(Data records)

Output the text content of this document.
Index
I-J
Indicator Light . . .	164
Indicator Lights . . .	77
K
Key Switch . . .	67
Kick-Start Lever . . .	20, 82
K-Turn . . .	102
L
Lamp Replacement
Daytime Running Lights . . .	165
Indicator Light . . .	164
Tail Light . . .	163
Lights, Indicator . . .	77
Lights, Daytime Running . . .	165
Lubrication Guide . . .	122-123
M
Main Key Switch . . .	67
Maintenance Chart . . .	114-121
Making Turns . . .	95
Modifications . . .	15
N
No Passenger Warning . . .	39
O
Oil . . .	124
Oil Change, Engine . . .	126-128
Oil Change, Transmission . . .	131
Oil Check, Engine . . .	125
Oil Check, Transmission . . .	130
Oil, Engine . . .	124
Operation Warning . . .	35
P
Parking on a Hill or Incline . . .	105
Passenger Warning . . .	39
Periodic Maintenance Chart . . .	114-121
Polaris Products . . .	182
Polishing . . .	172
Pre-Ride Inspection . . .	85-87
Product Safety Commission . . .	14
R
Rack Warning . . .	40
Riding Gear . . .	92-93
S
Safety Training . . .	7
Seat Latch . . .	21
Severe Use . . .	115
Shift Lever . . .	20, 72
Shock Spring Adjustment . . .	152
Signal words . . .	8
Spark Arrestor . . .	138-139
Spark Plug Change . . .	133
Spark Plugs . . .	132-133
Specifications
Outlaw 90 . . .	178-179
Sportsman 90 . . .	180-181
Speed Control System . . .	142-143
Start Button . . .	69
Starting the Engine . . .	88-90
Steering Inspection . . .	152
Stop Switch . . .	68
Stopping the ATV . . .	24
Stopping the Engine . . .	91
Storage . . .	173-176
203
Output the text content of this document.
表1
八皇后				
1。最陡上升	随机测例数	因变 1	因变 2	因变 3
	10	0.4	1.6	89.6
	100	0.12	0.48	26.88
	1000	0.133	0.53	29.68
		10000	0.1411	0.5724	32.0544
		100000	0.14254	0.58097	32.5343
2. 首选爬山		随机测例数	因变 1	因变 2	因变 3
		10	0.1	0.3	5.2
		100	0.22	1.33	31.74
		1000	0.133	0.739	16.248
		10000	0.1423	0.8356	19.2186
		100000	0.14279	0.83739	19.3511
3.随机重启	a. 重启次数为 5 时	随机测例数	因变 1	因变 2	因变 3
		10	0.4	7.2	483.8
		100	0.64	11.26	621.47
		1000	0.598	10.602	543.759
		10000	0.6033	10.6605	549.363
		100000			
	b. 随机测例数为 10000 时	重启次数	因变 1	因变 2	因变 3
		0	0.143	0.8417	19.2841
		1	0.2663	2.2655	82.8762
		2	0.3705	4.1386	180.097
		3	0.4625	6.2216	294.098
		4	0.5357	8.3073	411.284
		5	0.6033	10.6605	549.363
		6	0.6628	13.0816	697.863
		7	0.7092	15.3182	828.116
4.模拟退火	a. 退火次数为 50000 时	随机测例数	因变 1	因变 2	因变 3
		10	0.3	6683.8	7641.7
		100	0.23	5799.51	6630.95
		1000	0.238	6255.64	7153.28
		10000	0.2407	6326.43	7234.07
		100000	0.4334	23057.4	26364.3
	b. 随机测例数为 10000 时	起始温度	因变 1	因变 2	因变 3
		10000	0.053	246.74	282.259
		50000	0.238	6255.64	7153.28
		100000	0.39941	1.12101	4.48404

TASK => Write out the whole listing exactly.

EXERCISE RESULT =>
Output the text content of this document.
Index
I-J
Indicator Light . . .	164
Indicator Lights . . .	77
K
Key Switch . . .	67
Kick-Start Lever . . .	20, 82
K-Turn . . .	102
L
Lamp Replacement
Daytime Running Lights . . .	165
Indicator Light . . .	164
Tail Light . . .	163
Lights, Indicator . . .	77
Lights, Daytime Running . . .	165
Lubrication Guide . . .	122-123
M
Main Key Switch . . .	67
Maintenance Chart . . .	114-121
Making Turns . . .	95
Modifications . . .	15
N
No Passenger Warning . . .	39
O
Oil . . .	124
Oil Change, Engine . . .	126-128
Oil Change, Transmission . . .	131
Oil Check, Engine . . .	125
Oil Check, Transmission . . .	130
Oil, Engine . . .	124
Operation Warning . . .	35
P
Parking on a Hill or Incline . . .	105
Passenger Warning . . .	39
Periodic Maintenance Chart . . .	114-121
Polaris Products . . .	182
Polishing . . .	172
Pre-Ride Inspection . . .	85-87
Product Safety Commission . . .	14
R
Rack Warning . . .	40
Riding Gear . . .	92-93
S
Safety Training . . .	7
Seat Latch . . .	21
Severe Use . . .	115
Shift Lever . . .	20, 72
Shock Spring Adjustment . . .	152
Signal words . . .	8
Spark Arrestor . . .	138-139
Spark Plug Change . . .	133
Spark Plugs . . .	132-133
Specifications
Outlaw 90 . . .	178-179
Sportsman 90 . . .	180-181
Speed Control System . . .	142-143
Start Button . . .	69
Starting the Engine . . .	88-90
Steering Inspection . . .	152
Stop Switch . . .	68
Stopping the ATV . . .	24
Stopping the Engine . . .	91
Storage . . .	173-176
203
Output the text content of this document.
表1
八皇后				
1。最陡上升	随机测例数	因变 1	因变 2	因变 3
	10	0.4	1.6	89.6
	100	0.12	0.48	26.88
	1000	0.133	0.53	29.68
		10000	0.1411	0.5724	32.0544
		100000	0.14254	0.58097	32.5343
2. 首选爬山		随机测例数	因变 1	因变 2	因变 3
		10	0.1	0.3	5.2
		100	0.22	1.33	31.74
		1000	0.133	0.739	16.248
		10000	0.1423	0.8356	19.2186
		100000	0.14279	0.83739	19.3511
3.随机重启	a. 重启次数为 5 时	随机测例数	因变 1	因变 2	因变 3
		10	0.4	7.2	483.8
		100	0.64	11.26	621.47
		1000	0.598	10.602	543.759
		10000	0.6033	10.6605	549.363
		100000			
	b. 随机测例数为 10000 时	重启次数	因变 1	因变 2	因变 3
		0	0.143	0.8417	19.2841
		1	0.2663	2.2655	82.8762
		2	0.3705	4.1386	180.097
		3	0.4625	6.2216	294.098
		4	0.5357	8.3073	411.284
		5	0.6033	10.6605	549.363
		6	0.6628	13.0816	697.863
		7	0.7092	15.3182	828.116
4.模拟退火	a. 退火次数为 50000 时	随机测例数	因变 1	因变 2	因变 3
		10	0.3	6683.8	7641.7
		100	0.23	5799.51	6630.95
		1000	0.238	6255.64	7153.28
		10000	0.2407	6326.43	7234.07
		100000	0.4334	23057.4	26364.3
	b. 随机测例数为 10000 时	起始温度	因变 1	因变 2	因变 3
		10000	0.053	246.74	282.259
		50000	0.238	6255.64	7153.28
		100000	0.39941	1.12101	4.48404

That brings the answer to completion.